Items listed in a dataset
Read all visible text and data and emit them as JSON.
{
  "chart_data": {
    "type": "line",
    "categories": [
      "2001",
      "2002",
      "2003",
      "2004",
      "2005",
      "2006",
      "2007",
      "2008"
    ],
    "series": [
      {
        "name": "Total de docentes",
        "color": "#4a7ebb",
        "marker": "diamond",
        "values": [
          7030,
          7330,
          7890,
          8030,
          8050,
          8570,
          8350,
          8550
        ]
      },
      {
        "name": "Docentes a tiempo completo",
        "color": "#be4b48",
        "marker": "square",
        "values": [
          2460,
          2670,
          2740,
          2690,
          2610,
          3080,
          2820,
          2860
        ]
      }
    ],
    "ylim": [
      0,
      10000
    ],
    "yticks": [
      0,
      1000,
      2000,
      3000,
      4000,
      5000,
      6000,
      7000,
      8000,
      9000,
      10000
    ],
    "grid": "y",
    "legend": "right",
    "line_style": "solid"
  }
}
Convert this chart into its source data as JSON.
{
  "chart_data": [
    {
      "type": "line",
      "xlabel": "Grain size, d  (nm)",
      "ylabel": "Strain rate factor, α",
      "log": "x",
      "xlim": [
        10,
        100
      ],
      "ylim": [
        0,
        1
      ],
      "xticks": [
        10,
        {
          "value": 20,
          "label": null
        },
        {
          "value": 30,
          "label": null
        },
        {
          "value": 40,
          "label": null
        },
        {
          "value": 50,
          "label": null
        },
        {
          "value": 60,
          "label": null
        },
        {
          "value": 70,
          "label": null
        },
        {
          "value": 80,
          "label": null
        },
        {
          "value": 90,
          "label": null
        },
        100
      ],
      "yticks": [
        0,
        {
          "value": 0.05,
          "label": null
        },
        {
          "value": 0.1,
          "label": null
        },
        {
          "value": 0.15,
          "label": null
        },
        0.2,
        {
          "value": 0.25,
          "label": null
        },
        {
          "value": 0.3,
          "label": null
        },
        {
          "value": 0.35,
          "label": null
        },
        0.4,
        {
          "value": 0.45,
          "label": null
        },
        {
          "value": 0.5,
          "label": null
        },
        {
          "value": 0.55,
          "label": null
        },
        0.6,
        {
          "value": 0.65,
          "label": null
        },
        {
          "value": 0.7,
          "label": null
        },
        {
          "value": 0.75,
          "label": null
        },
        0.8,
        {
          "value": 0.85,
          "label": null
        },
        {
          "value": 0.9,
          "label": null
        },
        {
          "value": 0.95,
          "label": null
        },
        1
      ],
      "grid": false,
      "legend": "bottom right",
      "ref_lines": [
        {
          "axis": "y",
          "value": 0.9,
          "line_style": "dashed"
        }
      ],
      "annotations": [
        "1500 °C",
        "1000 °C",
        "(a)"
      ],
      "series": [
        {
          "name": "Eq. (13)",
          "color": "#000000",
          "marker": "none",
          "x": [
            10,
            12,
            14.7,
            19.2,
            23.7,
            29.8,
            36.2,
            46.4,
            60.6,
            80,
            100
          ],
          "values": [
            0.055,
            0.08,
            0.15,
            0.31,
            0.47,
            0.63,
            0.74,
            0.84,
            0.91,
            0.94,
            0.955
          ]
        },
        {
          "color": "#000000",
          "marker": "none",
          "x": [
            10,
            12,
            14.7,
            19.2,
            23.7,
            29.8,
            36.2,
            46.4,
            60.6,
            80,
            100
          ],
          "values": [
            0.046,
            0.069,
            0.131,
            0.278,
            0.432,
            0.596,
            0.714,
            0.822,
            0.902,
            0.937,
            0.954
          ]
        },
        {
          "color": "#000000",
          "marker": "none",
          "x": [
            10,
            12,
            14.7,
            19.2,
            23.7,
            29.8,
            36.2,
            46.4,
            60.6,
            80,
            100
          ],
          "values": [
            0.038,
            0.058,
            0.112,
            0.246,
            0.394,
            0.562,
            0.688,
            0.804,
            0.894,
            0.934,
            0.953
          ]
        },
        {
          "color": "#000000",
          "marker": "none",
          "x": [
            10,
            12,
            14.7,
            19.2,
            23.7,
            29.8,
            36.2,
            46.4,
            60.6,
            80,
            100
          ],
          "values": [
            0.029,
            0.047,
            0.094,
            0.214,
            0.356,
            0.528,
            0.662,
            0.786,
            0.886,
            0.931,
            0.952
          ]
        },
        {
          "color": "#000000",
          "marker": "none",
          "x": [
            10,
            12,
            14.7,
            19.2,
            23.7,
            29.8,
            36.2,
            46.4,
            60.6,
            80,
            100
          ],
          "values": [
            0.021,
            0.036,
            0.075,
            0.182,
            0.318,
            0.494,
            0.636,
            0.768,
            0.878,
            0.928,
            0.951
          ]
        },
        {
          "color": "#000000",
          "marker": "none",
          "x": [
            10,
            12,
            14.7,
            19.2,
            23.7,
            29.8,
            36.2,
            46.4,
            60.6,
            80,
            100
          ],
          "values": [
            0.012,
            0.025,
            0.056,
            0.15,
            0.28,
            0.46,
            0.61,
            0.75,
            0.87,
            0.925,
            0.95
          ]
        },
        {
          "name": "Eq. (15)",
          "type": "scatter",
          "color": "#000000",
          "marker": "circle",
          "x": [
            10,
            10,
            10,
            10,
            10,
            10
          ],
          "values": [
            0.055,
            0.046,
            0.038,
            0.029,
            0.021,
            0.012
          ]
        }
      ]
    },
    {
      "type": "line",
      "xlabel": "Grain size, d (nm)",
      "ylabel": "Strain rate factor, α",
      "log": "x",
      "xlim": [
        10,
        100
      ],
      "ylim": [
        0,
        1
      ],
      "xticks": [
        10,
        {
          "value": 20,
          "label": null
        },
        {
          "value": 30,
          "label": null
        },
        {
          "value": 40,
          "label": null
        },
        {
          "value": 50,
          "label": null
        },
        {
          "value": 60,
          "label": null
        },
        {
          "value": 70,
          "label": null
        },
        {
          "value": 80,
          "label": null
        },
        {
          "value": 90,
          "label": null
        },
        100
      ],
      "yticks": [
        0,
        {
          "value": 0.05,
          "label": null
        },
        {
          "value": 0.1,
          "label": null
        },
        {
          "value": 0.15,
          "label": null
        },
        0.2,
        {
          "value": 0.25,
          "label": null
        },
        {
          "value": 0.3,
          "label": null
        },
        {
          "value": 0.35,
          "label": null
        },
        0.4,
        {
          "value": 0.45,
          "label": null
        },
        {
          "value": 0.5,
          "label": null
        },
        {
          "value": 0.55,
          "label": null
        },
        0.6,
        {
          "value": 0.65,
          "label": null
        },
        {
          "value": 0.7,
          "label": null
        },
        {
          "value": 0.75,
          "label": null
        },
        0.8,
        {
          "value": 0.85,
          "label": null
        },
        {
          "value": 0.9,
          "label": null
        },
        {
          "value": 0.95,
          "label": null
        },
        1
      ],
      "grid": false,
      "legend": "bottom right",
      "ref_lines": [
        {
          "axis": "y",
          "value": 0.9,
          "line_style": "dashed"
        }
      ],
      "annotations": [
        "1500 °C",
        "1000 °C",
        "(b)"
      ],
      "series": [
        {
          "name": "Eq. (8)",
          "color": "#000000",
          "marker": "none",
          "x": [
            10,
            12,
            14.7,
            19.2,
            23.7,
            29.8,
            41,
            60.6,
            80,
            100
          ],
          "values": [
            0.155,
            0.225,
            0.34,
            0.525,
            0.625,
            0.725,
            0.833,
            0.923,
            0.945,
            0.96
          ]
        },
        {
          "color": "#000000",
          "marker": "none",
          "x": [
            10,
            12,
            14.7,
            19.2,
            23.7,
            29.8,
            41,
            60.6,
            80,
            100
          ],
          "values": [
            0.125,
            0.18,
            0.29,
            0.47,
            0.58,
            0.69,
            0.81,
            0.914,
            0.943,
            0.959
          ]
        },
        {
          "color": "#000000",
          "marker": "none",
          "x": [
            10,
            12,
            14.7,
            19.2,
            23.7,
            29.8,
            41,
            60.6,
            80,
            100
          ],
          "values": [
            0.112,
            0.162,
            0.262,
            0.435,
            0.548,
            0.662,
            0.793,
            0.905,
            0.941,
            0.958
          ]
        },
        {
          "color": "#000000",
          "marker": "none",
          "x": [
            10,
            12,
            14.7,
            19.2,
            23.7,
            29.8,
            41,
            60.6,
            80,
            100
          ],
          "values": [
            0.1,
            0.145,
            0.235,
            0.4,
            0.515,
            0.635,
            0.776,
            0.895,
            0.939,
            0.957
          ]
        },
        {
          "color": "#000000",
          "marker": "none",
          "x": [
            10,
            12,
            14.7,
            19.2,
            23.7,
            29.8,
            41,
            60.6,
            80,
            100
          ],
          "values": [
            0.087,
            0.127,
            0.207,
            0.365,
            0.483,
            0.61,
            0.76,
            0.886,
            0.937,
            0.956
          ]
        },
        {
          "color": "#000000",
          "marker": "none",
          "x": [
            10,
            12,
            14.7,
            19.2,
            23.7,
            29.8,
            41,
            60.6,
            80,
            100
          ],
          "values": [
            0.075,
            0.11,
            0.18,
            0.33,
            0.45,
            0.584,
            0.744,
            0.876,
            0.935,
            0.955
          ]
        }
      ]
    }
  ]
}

Given request → Copy and report every line where the word "JSON" is present.

Correct result →
Read all visible text and data and emit them as JSON.
Convert this chart into its source data as JSON.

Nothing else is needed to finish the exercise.